Dataset listings of figures:
>> start
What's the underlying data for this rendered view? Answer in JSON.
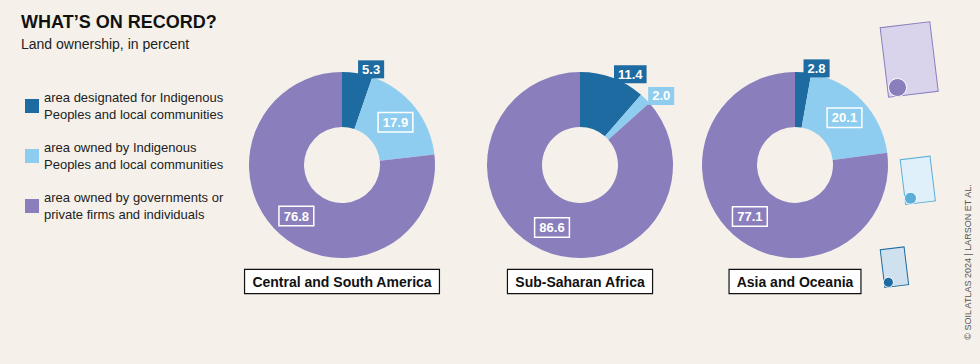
{
  "chart_data": {
    "type": "pie",
    "title": "WHAT’S ON RECORD?",
    "subtitle": "Land ownership, in percent",
    "source": "© SOIL ATLAS 2024 | LARSON ET AL.",
    "categories": [
      "area designated for Indigenous Peoples and local communities",
      "area owned by Indigenous Peoples and local communities",
      "area owned by governments or private firms and individuals"
    ],
    "colors": [
      "#1d6ba0",
      "#8ecdf0",
      "#8a7ebd"
    ],
    "data_labels": true,
    "legend": "left",
    "pies": [
      {
        "name": "Central and South America",
        "values": [
          5.3,
          17.9,
          76.8
        ],
        "value_labels": [
          "5.3",
          "17.9",
          "76.8"
        ]
      },
      {
        "name": "Sub-Saharan Africa",
        "values": [
          11.4,
          2.0,
          86.6
        ],
        "value_labels": [
          "11.4",
          "2.0",
          "86.6"
        ]
      },
      {
        "name": "Asia and Oceania",
        "values": [
          2.8,
          20.1,
          77.1
        ],
        "value_labels": [
          "2.8",
          "20.1",
          "77.1"
        ]
      }
    ]
  }
}
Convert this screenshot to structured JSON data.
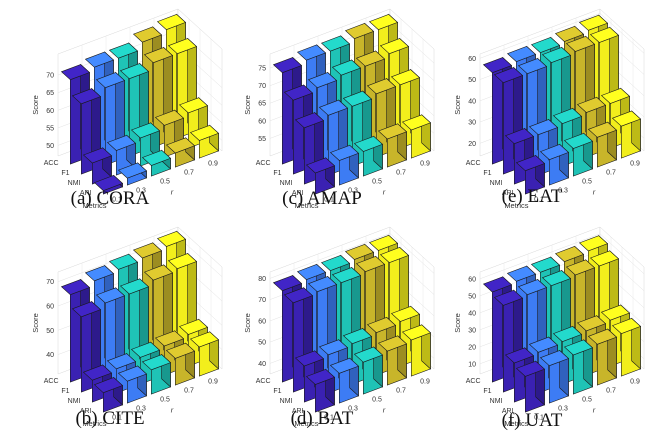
{
  "chart_data": [
    {
      "type": "bar3d",
      "caption": "(a) CORA",
      "zlabel": "Score",
      "xlabel": "r",
      "ylabel": "Metrics",
      "x_ticks": [
        "0.1",
        "0.3",
        "0.5",
        "0.7",
        "0.9"
      ],
      "y_ticks": [
        "ACC",
        "F1",
        "NMI",
        "ARI"
      ],
      "z_ticks": [
        "50",
        "55",
        "60",
        "65",
        "70"
      ],
      "zlim": [
        47,
        76
      ],
      "colors": [
        "#3a21b2",
        "#3d7cf4",
        "#1fc3b6",
        "#c8b52a",
        "#f2ee1c"
      ],
      "series": [
        {
          "name": "ACC",
          "values": [
            71,
            72,
            72,
            74,
            75
          ]
        },
        {
          "name": "F1",
          "values": [
            67,
            69,
            69,
            71,
            71
          ]
        },
        {
          "name": "NMI",
          "values": [
            53,
            54,
            55,
            56,
            57
          ]
        },
        {
          "name": "ARI",
          "values": [
            48,
            49,
            50,
            51,
            52
          ]
        }
      ]
    },
    {
      "type": "bar3d",
      "caption": "(b) CITE",
      "zlabel": "Score",
      "xlabel": "r",
      "ylabel": "Metrics",
      "x_ticks": [
        "0.1",
        "0.3",
        "0.5",
        "0.7",
        "0.9"
      ],
      "y_ticks": [
        "ACC",
        "F1",
        "NMI",
        "ARI"
      ],
      "z_ticks": [
        "40",
        "50",
        "60",
        "70"
      ],
      "zlim": [
        32,
        74
      ],
      "colors": [
        "#3a21b2",
        "#3d7cf4",
        "#1fc3b6",
        "#c8b52a",
        "#f2ee1c"
      ],
      "series": [
        {
          "name": "ACC",
          "values": [
            68,
            70,
            71,
            72,
            73
          ]
        },
        {
          "name": "F1",
          "values": [
            63,
            65,
            65,
            67,
            68
          ]
        },
        {
          "name": "NMI",
          "values": [
            41,
            42,
            43,
            44,
            45
          ]
        },
        {
          "name": "ARI",
          "values": [
            40,
            41,
            42,
            43,
            44
          ]
        }
      ]
    },
    {
      "type": "bar3d",
      "caption": "(c) AMAP",
      "zlabel": "Score",
      "xlabel": "r",
      "ylabel": "Metrics",
      "x_ticks": [
        "0.1",
        "0.3",
        "0.5",
        "0.7",
        "0.9"
      ],
      "y_ticks": [
        "ACC",
        "F1",
        "NMI",
        "ARI"
      ],
      "z_ticks": [
        "55",
        "60",
        "65",
        "70",
        "75"
      ],
      "zlim": [
        50,
        79
      ],
      "colors": [
        "#3a21b2",
        "#3d7cf4",
        "#1fc3b6",
        "#c8b52a",
        "#f2ee1c"
      ],
      "series": [
        {
          "name": "ACC",
          "values": [
            76,
            77,
            77,
            78,
            78
          ]
        },
        {
          "name": "F1",
          "values": [
            71,
            72,
            73,
            73,
            74
          ]
        },
        {
          "name": "NMI",
          "values": [
            66,
            67,
            67,
            68,
            68
          ]
        },
        {
          "name": "ARI",
          "values": [
            56,
            57,
            57,
            58,
            58
          ]
        }
      ]
    },
    {
      "type": "bar3d",
      "caption": "(d) BAT",
      "zlabel": "Score",
      "xlabel": "r",
      "ylabel": "Metrics",
      "x_ticks": [
        "0.1",
        "0.3",
        "0.5",
        "0.7",
        "0.9"
      ],
      "y_ticks": [
        "ACC",
        "F1",
        "NMI",
        "ARI"
      ],
      "z_ticks": [
        "40",
        "50",
        "60",
        "70",
        "80"
      ],
      "zlim": [
        35,
        83
      ],
      "colors": [
        "#3a21b2",
        "#3d7cf4",
        "#1fc3b6",
        "#c8b52a",
        "#f2ee1c"
      ],
      "series": [
        {
          "name": "ACC",
          "values": [
            78,
            79,
            79,
            80,
            80
          ]
        },
        {
          "name": "F1",
          "values": [
            77,
            78,
            78,
            79,
            79
          ]
        },
        {
          "name": "NMI",
          "values": [
            52,
            53,
            54,
            55,
            56
          ]
        },
        {
          "name": "ARI",
          "values": [
            48,
            49,
            50,
            51,
            52
          ]
        }
      ]
    },
    {
      "type": "bar3d",
      "caption": "(e) EAT",
      "zlabel": "Score",
      "xlabel": "r",
      "ylabel": "Metrics",
      "x_ticks": [
        "0.1",
        "0.3",
        "0.5",
        "0.7",
        "0.9"
      ],
      "y_ticks": [
        "ACC",
        "F1",
        "NMI",
        "ARI"
      ],
      "z_ticks": [
        "20",
        "30",
        "40",
        "50",
        "60"
      ],
      "zlim": [
        14,
        62
      ],
      "colors": [
        "#3a21b2",
        "#3d7cf4",
        "#1fc3b6",
        "#c8b52a",
        "#f2ee1c"
      ],
      "series": [
        {
          "name": "ACC",
          "values": [
            57,
            58,
            58,
            59,
            60
          ]
        },
        {
          "name": "F1",
          "values": [
            57,
            57,
            58,
            59,
            59
          ]
        },
        {
          "name": "NMI",
          "values": [
            33,
            33,
            34,
            35,
            35
          ]
        },
        {
          "name": "ARI",
          "values": [
            25,
            26,
            27,
            28,
            29
          ]
        }
      ]
    },
    {
      "type": "bar3d",
      "caption": "(f) UAT",
      "zlabel": "Score",
      "xlabel": "r",
      "ylabel": "Metrics",
      "x_ticks": [
        "0.1",
        "0.3",
        "0.5",
        "0.7",
        "0.9"
      ],
      "y_ticks": [
        "ACC",
        "F1",
        "NMI",
        "ARI"
      ],
      "z_ticks": [
        "10",
        "20",
        "30",
        "40",
        "50",
        "60"
      ],
      "zlim": [
        4,
        64
      ],
      "colors": [
        "#3a21b2",
        "#3d7cf4",
        "#1fc3b6",
        "#c8b52a",
        "#f2ee1c"
      ],
      "series": [
        {
          "name": "ACC",
          "values": [
            57,
            58,
            58,
            59,
            60
          ]
        },
        {
          "name": "F1",
          "values": [
            55,
            56,
            56,
            57,
            57
          ]
        },
        {
          "name": "NMI",
          "values": [
            27,
            28,
            29,
            30,
            31
          ]
        },
        {
          "name": "ARI",
          "values": [
            25,
            26,
            27,
            28,
            29
          ]
        }
      ]
    }
  ]
}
>> end
● **DIRECTIVE**
Search the records for the word "owned", then list every line that has it.

● **TASK ANSWER**
      "area owned by Indigenous Peoples and local communities",
      "area owned by governments or private firms and individuals"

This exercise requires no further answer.